> [DESCRIPTION OF THE TASK] Go through the records below line by line, counting those that contain the word "幻灯片演示文档"; answer with the count only.

> [TASK INPUT]
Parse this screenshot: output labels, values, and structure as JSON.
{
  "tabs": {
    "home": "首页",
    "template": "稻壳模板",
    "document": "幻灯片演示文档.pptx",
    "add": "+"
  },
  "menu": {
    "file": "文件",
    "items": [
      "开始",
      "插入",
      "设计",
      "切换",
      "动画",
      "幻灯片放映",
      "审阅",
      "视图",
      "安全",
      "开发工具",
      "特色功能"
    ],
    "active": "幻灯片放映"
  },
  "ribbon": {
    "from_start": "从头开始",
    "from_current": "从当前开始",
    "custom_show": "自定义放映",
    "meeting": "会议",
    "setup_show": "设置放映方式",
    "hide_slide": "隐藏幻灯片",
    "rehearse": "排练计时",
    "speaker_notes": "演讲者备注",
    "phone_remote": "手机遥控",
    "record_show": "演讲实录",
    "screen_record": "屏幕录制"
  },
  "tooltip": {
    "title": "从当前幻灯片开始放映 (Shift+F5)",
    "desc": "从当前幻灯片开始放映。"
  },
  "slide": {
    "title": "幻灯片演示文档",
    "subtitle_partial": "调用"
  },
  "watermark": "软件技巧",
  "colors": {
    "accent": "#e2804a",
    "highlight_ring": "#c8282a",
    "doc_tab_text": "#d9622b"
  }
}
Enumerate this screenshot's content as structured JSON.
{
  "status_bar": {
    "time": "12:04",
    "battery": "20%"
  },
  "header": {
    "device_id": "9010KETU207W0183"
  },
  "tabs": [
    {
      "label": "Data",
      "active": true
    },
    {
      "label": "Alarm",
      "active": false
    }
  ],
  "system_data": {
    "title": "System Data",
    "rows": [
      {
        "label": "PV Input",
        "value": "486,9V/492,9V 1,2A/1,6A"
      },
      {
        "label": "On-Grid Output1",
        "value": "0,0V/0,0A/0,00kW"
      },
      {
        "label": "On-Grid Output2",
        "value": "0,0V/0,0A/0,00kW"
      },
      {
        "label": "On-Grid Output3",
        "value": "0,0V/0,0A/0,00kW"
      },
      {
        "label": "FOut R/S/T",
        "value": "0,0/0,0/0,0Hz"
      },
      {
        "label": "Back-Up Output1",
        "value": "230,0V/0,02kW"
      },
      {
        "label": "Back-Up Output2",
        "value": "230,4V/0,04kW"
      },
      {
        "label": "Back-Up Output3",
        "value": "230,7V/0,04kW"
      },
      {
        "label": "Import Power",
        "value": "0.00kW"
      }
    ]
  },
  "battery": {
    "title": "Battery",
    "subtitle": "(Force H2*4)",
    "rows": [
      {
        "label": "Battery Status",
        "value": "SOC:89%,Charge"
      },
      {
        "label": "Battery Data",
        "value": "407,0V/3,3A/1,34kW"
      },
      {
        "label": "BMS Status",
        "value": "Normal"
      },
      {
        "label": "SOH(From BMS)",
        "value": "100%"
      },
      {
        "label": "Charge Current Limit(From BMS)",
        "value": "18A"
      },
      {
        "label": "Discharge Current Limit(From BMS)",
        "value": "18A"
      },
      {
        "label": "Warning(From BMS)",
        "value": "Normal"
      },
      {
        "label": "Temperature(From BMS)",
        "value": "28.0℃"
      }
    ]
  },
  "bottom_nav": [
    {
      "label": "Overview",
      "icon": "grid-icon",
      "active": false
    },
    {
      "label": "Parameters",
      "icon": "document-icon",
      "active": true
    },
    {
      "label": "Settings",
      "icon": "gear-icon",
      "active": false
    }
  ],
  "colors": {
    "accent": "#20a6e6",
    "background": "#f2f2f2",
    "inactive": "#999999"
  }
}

> [RESPONSE TO THIS EXERCISE] 2